Every line that contains the word "document" should be copied.
━━━━━━━━━━
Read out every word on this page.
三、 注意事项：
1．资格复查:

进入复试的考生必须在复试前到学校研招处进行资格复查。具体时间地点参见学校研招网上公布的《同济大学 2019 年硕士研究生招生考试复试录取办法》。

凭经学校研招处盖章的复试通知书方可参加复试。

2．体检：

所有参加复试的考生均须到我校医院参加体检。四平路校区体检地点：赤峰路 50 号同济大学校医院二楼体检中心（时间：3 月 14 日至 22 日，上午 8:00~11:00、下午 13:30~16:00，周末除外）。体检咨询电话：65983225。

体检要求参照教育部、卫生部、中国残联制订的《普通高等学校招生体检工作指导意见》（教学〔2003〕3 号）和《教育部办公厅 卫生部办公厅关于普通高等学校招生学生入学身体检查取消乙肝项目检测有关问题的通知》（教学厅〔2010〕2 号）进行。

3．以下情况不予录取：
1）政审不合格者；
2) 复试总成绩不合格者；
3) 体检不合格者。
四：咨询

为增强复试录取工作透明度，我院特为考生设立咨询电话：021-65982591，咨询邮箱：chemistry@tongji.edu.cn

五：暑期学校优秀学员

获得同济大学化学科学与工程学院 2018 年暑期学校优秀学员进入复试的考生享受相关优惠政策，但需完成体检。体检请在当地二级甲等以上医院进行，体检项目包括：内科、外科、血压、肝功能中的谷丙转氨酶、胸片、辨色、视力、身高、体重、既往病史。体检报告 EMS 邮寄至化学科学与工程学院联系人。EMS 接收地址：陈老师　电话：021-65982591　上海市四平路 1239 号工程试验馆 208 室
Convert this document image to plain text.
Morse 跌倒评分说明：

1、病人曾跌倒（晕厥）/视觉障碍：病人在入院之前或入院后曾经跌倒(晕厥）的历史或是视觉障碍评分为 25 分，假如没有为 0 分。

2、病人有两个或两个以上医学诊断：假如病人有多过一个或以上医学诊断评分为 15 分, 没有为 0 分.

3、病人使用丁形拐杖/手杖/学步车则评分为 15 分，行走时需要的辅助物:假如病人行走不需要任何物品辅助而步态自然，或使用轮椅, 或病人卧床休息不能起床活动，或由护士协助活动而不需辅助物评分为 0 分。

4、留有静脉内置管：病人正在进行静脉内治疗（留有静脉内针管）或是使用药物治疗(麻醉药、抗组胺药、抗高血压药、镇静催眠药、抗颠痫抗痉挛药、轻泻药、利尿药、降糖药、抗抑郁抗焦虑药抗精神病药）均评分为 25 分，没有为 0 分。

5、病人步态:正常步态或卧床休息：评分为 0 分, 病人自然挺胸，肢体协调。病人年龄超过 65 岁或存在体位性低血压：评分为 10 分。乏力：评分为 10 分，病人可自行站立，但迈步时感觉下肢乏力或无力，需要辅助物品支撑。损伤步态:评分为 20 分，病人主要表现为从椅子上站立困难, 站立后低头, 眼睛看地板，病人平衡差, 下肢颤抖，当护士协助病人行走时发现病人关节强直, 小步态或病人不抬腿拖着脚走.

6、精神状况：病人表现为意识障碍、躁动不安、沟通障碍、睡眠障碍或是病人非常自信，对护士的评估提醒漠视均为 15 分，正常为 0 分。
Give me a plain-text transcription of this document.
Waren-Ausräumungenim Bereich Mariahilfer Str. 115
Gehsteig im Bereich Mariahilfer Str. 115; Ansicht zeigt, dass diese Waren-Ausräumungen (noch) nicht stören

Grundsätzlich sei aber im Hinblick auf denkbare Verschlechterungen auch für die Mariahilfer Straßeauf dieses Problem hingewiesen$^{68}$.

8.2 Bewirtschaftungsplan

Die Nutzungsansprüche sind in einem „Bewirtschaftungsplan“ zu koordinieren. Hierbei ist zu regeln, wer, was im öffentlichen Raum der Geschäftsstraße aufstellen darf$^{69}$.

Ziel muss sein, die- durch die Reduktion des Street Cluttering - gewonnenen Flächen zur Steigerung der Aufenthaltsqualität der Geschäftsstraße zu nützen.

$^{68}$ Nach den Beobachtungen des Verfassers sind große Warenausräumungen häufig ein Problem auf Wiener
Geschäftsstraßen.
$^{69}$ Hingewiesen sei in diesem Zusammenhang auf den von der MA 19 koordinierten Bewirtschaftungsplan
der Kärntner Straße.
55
━━━━━━━━━━
EXERCISE OUTPUT =>
Convert this document image to plain text.
Give me a plain-text transcription of this document.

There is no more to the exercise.